- **Raw records**

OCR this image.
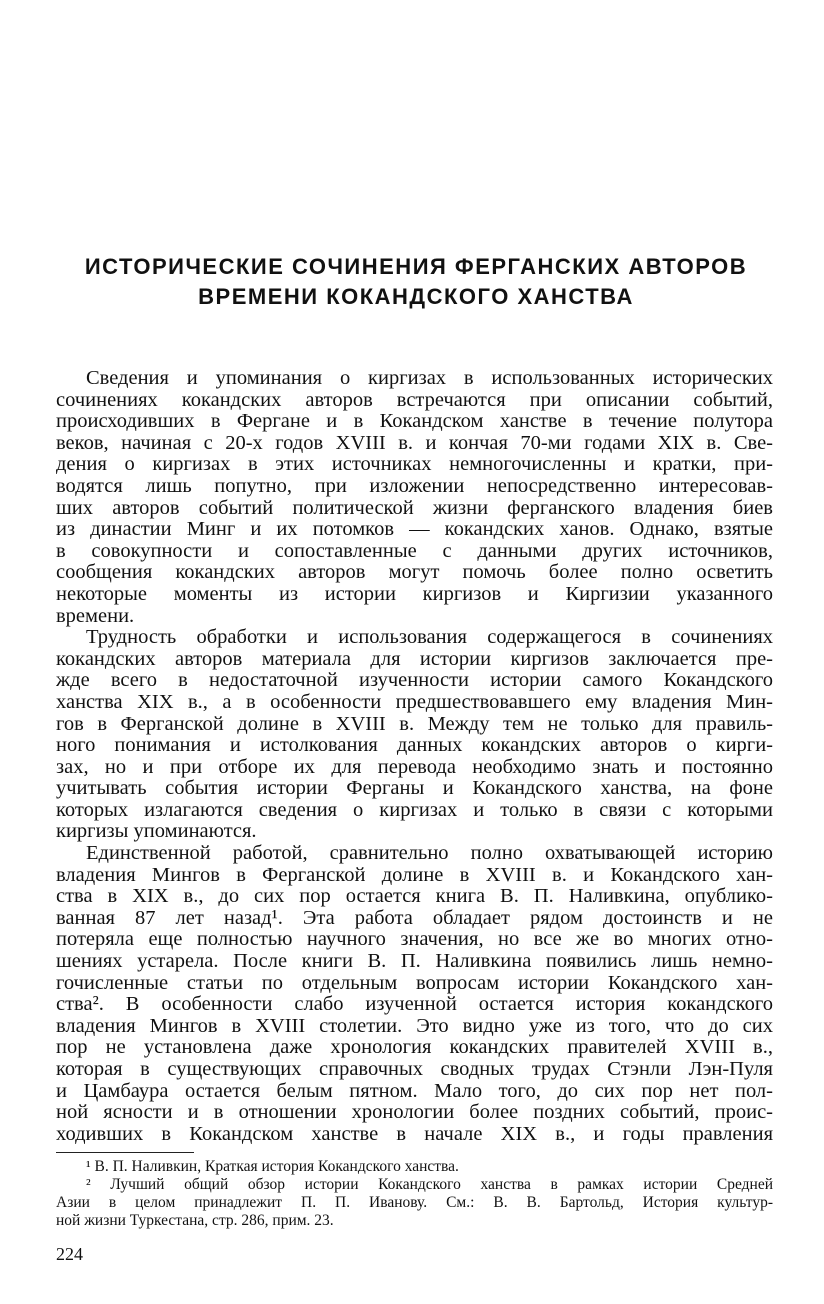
ИСТОРИЧЕСКИЕ СОЧИНЕНИЯ ФЕРГАНСКИХ АВТОРОВ
ВРЕМЕНИ КОКАНДСКОГО ХАНСТВА
Сведения и упоминания о киргизах в использованных исторических
сочинениях кокандских авторов встречаются при описании событий,
происходивших в Фергане и в Кокандском ханстве в течение полутора
веков, начиная с 20-х годов XVIII в. и кончая 70-ми годами XIX в. Све-
дения о киргизах в этих источниках немногочисленны и кратки, при-
водятся лишь попутно, при изложении непосредственно интересовав-
ших авторов событий политической жизни ферганского владения биев
из династии Минг и их потомков — кокандских ханов. Однако, взятые
в совокупности и сопоставленные с данными других источников,
сообщения кокандских авторов могут помочь более полно осветить
некоторые моменты из истории киргизов и Киргизии указанного
времени.
Трудность обработки и использования содержащегося в сочинениях
кокандских авторов материала для истории киргизов заключается пре-
жде всего в недостаточной изученности истории самого Кокандского
ханства XIX в., а в особенности предшествовавшего ему владения Мин-
гов в Ферганской долине в XVIII в. Между тем не только для правиль-
ного понимания и истолкования данных кокандских авторов о кирги-
зах, но и при отборе их для перевода необходимо знать и постоянно
учитывать события истории Ферганы и Кокандского ханства, на фоне
которых излагаются сведения о киргизах и только в связи с которыми
киргизы упоминаются.
Единственной работой, сравнительно полно охватывающей историю
владения Мингов в Ферганской долине в XVIII в. и Кокандского хан-
ства в XIX в., до сих пор остается книга В. П. Наливкина, опублико-
ванная 87 лет назад¹. Эта работа обладает рядом достоинств и не
потеряла еще полностью научного значения, но все же во многих отно-
шениях устарела. После книги В. П. Наливкина появились лишь немно-
гочисленные статьи по отдельным вопросам истории Кокандского хан-
ства². В особенности слабо изученной остается история кокандского
владения Мингов в XVIII столетии. Это видно уже из того, что до сих
пор не установлена даже хронология кокандских правителей XVIII в.,
которая в существующих справочных сводных трудах Стэнли Лэн-Пуля
и Цамбаура остается белым пятном. Мало того, до сих пор нет пол-
ной ясности и в отношении хронологии более поздних событий, проис-
ходивших в Кокандском ханстве в начале XIX в., и годы правления
¹ В. П. Наливкин, Краткая история Кокандского ханства.
² Лучший общий обзор истории Кокандского ханства в рамках истории Средней
Азии в целом принадлежит П. П. Иванову. См.: В. В. Бартольд, История культур-
ной жизни Туркестана, стр. 286, прим. 23.
224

- **What to produce**
Which lines contain "истории"? Copy each of them.

- **Right answer**
некоторые моменты из истории киргизов и Киргизии указанного
кокандских авторов материала для истории киргизов заключается пре-
жде всего в недостаточной изученности истории самого Кокандского
учитывать события истории Ферганы и Кокандского ханства, на фоне
гочисленные статьи по отдельным вопросам истории Кокандского хан-
² Лучший общий обзор истории Кокандского ханства в рамках истории Средней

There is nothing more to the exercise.